START Material provided

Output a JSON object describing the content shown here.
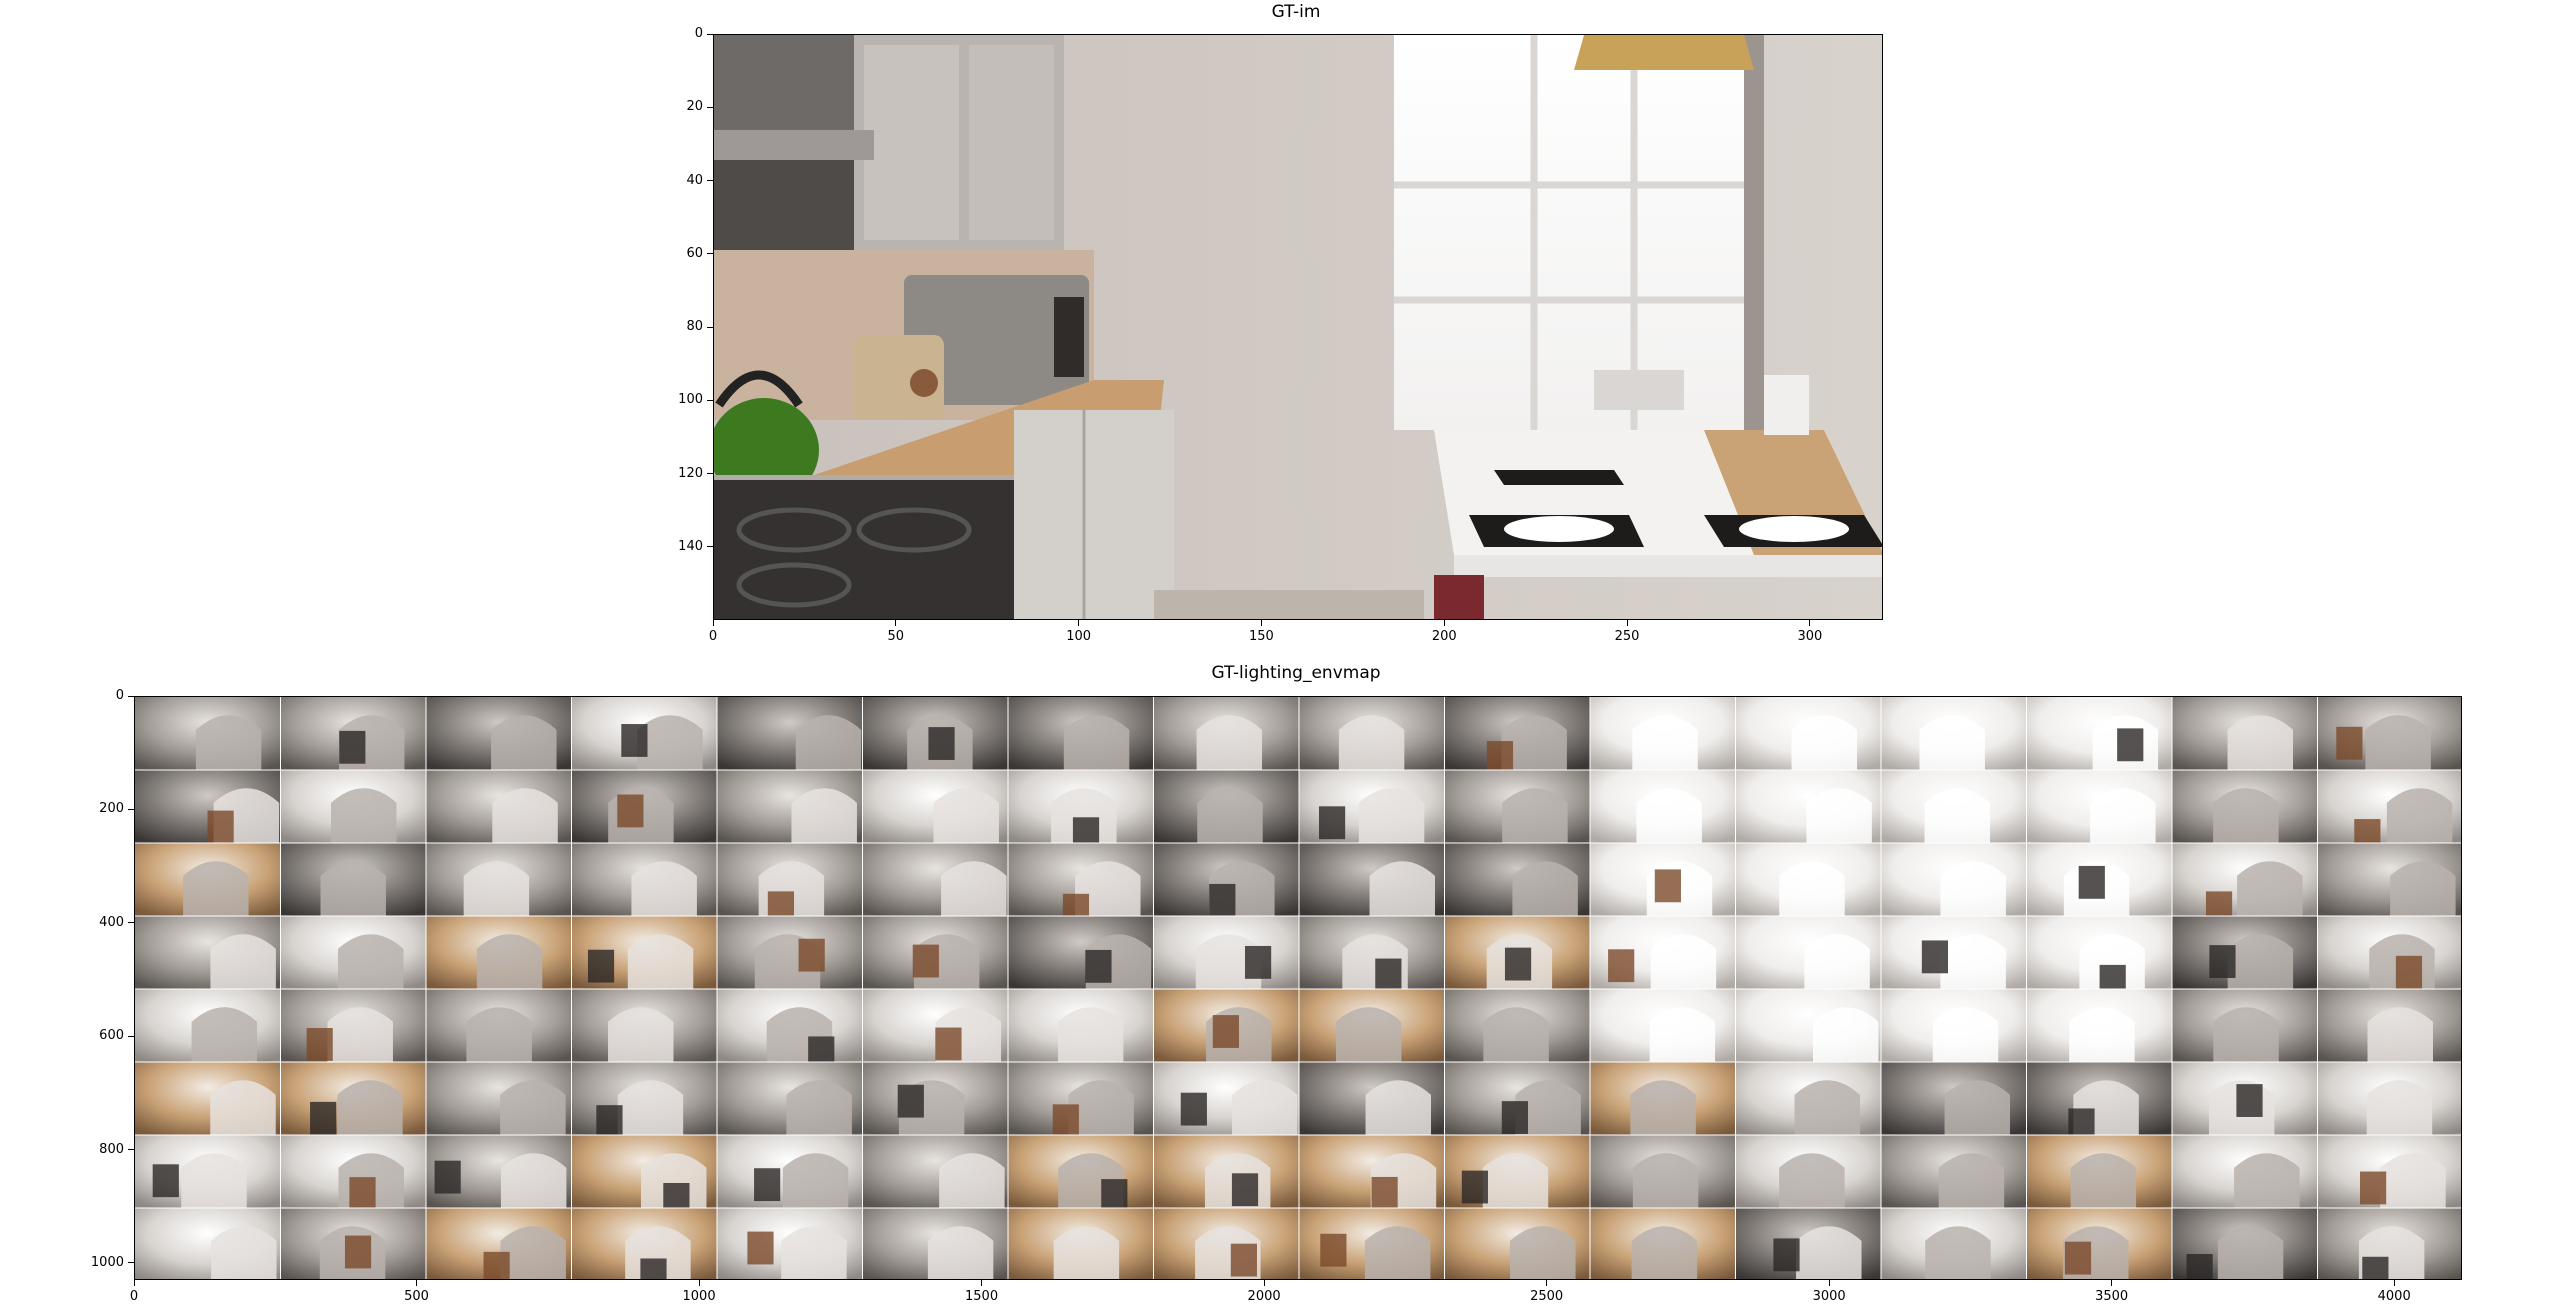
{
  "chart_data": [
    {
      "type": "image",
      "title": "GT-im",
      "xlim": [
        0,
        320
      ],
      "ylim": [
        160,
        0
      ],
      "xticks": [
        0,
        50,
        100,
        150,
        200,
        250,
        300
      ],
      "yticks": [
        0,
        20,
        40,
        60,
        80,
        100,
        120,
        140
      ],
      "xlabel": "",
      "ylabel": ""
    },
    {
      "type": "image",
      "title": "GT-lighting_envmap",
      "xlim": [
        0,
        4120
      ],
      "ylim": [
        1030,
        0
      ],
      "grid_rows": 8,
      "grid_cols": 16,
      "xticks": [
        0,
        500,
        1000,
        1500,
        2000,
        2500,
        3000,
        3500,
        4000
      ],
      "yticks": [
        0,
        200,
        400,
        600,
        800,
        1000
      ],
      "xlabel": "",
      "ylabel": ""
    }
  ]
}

END Material provided

Task goal =
Leave the pictures out and reproduce each record exactly as written.

Response to the exercise =
Output a JSON object describing the content shown here.
{
  "chart_data": [
    {
      "type": "image",
      "title": "GT-im",
      "xlim": [
        0,
        320
      ],
      "ylim": [
        160,
        0
      ],
      "xticks": [
        0,
        50,
        100,
        150,
        200,
        250,
        300
      ],
      "yticks": [
        0,
        20,
        40,
        60,
        80,
        100,
        120,
        140
      ],
      "xlabel": "",
      "ylabel": ""
    },
    {
      "type": "image",
      "title": "GT-lighting_envmap",
      "xlim": [
        0,
        4120
      ],
      "ylim": [
        1030,
        0
      ],
      "grid_rows": 8,
      "grid_cols": 16,
      "xticks": [
        0,
        500,
        1000,
        1500,
        2000,
        2500,
        3000,
        3500,
        4000
      ],
      "yticks": [
        0,
        200,
        400,
        600,
        800,
        1000
      ],
      "xlabel": "",
      "ylabel": ""
    }
  ]
}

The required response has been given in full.